■ **Selected extract**

# # # # #

This story is part of a broader Meet the CTOs feature that introduces all of the major network operator CTOs across the wireless, telecom and cable industries. To read about top network CTOs from other companies, click here.
Who he is: As the executive vice president and chief information and technology architect for Verizon, Roger Gurnani oversees the company’s wireless and wired broadband networks as well as its global Internet network services. He was a founding officer of Verizon Wireless and until 2005 served as the carrier’s vice president and CIO, helping to oversee the integration of the domestic wireless operations of Bell Atlantic, Vodafone AirTouch and GTE. Prior to being named to his current position in January 2015, Gurnani was executive vice president and CIO for Verizon Communications.
Gurnani is an Auburn University graduate and holds a bachelor’s and a master’s degree in industrial and systems engineering.

# # # # #

(Page layout parsing data)
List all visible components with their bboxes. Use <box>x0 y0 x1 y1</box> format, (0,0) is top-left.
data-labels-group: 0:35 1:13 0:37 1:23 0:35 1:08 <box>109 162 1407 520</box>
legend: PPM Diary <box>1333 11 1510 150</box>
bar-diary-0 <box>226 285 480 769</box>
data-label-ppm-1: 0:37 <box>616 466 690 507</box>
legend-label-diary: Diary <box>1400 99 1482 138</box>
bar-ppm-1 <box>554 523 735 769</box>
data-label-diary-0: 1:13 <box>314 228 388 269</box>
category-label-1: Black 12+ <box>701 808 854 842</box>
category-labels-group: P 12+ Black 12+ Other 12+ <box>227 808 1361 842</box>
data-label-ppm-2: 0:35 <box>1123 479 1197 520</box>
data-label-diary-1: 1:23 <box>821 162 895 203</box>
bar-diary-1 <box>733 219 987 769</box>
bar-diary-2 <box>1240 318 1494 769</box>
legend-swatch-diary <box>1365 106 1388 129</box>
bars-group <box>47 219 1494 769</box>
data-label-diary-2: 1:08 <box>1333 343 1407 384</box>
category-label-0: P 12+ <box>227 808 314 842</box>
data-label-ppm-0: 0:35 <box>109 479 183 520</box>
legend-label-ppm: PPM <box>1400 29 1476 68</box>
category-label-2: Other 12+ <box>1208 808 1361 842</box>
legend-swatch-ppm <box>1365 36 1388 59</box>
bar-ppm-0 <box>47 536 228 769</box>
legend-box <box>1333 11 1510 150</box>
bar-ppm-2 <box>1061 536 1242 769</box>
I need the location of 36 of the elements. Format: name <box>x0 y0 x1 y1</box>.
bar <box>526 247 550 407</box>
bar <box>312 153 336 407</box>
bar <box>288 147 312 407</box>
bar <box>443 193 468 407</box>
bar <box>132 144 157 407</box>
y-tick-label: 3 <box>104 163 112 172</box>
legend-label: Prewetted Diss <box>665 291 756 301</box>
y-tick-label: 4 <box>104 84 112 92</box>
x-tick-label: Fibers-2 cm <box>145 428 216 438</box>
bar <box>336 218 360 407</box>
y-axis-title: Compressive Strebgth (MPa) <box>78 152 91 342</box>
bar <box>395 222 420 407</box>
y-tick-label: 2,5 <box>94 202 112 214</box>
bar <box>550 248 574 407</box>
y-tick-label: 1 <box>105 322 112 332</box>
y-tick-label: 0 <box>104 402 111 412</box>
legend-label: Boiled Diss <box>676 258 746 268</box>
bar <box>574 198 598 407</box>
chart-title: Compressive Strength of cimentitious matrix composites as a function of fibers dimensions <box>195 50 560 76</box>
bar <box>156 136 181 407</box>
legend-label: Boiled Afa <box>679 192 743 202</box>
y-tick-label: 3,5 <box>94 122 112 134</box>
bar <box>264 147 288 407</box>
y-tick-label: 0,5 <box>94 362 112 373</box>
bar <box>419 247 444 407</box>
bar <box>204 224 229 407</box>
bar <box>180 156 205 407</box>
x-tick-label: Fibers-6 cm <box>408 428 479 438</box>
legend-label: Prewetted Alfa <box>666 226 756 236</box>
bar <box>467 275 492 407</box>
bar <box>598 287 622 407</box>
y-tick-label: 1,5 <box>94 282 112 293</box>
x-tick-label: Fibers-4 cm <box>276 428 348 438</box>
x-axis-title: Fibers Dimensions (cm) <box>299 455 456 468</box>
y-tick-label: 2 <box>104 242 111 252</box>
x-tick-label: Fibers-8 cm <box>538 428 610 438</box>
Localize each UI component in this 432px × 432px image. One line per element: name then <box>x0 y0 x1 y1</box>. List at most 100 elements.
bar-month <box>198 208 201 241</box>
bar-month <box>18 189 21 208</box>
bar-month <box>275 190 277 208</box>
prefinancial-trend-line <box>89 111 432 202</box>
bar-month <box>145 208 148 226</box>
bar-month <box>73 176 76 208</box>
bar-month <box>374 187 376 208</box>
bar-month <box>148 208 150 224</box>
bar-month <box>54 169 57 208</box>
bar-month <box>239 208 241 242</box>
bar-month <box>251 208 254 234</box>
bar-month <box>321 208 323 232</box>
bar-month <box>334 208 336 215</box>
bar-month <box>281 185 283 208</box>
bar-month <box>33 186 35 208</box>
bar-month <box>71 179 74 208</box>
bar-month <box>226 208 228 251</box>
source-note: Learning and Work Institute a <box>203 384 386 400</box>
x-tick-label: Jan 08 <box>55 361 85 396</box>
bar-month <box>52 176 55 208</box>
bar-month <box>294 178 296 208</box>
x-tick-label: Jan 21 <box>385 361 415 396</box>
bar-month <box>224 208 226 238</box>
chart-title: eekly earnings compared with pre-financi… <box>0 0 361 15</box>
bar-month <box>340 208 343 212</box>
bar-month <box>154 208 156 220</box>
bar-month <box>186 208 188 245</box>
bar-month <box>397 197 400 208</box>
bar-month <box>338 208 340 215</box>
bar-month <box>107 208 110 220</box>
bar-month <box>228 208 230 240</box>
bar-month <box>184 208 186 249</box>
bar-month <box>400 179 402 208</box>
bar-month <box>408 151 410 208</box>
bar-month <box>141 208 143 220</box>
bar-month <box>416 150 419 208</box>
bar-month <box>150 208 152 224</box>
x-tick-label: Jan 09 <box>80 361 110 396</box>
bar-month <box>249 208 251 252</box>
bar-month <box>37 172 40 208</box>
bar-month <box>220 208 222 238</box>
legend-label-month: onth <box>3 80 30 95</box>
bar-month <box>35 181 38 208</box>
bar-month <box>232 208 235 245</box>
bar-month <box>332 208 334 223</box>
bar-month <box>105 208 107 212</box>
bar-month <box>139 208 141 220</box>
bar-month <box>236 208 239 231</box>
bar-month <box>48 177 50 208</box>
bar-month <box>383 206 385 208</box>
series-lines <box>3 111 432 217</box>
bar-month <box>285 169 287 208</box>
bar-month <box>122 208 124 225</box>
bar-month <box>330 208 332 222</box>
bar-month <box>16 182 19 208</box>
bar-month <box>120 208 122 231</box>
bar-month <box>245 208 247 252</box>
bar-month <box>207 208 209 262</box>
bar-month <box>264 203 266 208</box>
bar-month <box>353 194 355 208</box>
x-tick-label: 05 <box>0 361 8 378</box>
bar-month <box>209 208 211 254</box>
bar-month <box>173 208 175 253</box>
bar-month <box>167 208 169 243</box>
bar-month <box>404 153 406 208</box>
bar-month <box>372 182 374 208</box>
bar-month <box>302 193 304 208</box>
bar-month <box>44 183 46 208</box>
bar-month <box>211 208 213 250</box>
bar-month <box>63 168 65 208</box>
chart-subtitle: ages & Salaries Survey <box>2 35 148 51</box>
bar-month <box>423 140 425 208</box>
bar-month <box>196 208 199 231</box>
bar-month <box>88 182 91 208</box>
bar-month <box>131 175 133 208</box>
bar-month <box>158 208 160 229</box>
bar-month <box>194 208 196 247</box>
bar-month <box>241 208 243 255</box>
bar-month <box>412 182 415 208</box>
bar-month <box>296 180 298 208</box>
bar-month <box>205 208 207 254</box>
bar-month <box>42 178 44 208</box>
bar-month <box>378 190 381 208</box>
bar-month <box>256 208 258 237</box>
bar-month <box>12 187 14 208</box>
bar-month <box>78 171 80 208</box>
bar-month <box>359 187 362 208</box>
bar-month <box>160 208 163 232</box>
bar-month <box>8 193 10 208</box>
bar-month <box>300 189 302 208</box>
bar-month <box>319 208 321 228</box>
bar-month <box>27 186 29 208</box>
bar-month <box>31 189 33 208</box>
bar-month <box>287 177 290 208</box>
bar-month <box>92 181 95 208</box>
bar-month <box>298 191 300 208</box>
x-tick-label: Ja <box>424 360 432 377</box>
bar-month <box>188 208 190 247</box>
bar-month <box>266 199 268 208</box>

# # # # #

■ **About this exercise**
Continue the profile of Roger Gurnani, starting right after its last sentence. The rows are separate material and have no connection to the profile of Roger Gurnani.

■ **Result of this task**
Where he is: Gurnani reports directly to Verizon CEO Lowell McAdam and helms a team of senior vice presidents who lead the company’s efforts in technology strategy, network planning technology, global IT technology services, IT security and digital ecosystems. Gurnani is responsible for developing and guiding Verizon’s technology strategy and investments, and his role includes network and technology planning, development of architecture and roadmaps, continued evolution of digital platforms and oversight and direction for the CIO and CTO teams across Verizon.
What he’s doing: Gurnani essentially serves as both CIO and CTO of Verizon, so his purview is immense. He oversees both the wireless and wireline networks of Verizon as well as focusing on IT and digital technologies aimed to increase customer engagement and “run the factory,” as he described it in a Forbes interview last year. So he helps determine how technologies are leveraged internally at Verizon as well as how they are used to serve customers.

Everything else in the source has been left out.